# [ROWS]
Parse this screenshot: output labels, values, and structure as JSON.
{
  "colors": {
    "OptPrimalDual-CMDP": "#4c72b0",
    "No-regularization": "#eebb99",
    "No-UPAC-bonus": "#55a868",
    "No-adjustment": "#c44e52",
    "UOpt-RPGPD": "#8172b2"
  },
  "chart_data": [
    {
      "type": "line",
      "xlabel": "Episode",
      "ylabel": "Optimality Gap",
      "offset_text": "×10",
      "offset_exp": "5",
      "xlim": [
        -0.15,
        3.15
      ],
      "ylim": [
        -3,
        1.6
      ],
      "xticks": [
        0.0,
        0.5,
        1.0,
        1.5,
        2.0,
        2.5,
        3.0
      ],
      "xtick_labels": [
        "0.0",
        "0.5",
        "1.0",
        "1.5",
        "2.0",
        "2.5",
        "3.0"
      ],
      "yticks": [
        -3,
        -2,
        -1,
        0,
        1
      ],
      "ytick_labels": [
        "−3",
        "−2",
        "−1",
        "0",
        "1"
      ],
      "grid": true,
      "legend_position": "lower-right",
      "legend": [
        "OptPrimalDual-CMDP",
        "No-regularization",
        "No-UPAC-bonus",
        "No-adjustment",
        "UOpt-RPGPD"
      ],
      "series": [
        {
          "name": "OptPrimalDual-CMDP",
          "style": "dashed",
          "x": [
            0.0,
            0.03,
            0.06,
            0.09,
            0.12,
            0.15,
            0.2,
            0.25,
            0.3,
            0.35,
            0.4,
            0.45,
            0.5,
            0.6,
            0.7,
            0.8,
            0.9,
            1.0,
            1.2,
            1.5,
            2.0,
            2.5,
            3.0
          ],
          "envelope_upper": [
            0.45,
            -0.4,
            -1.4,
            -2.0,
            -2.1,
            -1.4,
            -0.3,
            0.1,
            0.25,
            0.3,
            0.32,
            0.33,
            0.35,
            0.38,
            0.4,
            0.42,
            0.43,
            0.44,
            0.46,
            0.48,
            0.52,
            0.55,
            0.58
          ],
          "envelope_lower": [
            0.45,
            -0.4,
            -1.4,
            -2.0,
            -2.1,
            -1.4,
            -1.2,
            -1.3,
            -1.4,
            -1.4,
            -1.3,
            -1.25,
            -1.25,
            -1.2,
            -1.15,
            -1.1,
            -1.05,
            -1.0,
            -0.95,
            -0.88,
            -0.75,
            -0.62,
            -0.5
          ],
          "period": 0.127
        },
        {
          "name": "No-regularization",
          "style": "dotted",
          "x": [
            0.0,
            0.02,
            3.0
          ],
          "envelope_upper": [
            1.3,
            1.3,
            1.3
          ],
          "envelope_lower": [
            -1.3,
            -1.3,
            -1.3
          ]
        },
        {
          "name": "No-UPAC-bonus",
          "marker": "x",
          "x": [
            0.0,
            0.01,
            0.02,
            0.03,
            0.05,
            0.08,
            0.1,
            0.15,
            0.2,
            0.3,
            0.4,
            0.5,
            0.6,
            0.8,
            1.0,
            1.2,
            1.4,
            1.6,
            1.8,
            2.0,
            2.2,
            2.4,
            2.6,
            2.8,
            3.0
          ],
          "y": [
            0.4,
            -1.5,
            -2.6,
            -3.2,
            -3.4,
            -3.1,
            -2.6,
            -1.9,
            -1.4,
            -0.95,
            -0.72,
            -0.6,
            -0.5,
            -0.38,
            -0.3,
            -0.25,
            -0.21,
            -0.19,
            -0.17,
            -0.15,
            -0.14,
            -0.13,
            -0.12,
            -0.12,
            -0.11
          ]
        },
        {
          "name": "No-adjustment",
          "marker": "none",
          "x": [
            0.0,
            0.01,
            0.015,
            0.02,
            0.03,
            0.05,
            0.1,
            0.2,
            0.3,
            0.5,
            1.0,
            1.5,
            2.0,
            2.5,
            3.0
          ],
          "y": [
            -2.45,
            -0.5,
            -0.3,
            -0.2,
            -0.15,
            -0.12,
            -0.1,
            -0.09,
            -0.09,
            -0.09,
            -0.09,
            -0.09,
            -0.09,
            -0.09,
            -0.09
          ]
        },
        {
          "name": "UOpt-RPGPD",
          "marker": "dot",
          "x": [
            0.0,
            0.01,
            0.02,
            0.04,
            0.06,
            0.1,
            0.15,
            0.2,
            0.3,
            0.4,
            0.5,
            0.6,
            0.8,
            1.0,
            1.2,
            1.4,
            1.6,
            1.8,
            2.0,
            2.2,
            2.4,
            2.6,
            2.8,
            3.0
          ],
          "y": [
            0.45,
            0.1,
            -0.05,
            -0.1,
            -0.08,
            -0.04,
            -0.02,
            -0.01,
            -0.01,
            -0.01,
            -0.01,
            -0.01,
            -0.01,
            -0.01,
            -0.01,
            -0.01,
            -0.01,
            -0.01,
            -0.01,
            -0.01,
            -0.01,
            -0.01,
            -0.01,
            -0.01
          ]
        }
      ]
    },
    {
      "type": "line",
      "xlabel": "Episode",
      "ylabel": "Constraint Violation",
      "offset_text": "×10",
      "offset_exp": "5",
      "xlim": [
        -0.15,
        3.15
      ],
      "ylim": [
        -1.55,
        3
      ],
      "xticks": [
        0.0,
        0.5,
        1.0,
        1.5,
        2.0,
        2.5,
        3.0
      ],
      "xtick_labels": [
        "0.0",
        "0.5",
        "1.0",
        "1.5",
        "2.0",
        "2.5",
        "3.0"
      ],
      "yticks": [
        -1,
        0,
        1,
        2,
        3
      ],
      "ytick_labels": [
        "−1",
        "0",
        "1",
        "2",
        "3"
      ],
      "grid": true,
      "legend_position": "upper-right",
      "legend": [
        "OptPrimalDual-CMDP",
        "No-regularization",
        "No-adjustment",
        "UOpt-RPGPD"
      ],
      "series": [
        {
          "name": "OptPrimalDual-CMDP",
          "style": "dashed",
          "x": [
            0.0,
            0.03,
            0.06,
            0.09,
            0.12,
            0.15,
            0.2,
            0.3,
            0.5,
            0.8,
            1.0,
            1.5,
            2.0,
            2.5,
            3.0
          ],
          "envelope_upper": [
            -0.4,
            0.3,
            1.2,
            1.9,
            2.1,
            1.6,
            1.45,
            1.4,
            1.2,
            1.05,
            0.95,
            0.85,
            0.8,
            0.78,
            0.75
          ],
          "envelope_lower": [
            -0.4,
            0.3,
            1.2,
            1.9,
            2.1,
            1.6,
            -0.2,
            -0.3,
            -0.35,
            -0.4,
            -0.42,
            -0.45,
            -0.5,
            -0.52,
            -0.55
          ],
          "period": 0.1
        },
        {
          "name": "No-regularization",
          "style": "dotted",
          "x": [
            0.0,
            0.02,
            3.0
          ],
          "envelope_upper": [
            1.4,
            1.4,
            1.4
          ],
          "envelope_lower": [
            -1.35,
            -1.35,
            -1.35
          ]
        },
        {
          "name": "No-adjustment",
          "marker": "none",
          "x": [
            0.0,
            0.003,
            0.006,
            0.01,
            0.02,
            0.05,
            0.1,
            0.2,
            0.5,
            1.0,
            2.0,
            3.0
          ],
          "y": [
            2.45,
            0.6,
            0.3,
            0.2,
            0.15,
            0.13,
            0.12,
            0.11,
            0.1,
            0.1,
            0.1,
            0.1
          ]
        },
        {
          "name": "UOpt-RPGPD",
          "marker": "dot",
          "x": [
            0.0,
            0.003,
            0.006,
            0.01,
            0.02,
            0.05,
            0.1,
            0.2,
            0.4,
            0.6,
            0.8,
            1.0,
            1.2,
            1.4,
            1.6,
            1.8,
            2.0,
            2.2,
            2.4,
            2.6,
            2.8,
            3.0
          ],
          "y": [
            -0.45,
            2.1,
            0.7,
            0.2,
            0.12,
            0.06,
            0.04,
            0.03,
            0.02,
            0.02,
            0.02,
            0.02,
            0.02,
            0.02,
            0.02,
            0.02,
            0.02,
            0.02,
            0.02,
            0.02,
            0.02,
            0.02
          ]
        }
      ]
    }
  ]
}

# [AIM]
Wherever the string "UPAC" appears in the entries above, list that line.

# [COMPLETE ANSWER]
    "No-UPAC-bonus": "#55a868",
        "No-UPAC-bonus",
          "name": "No-UPAC-bonus",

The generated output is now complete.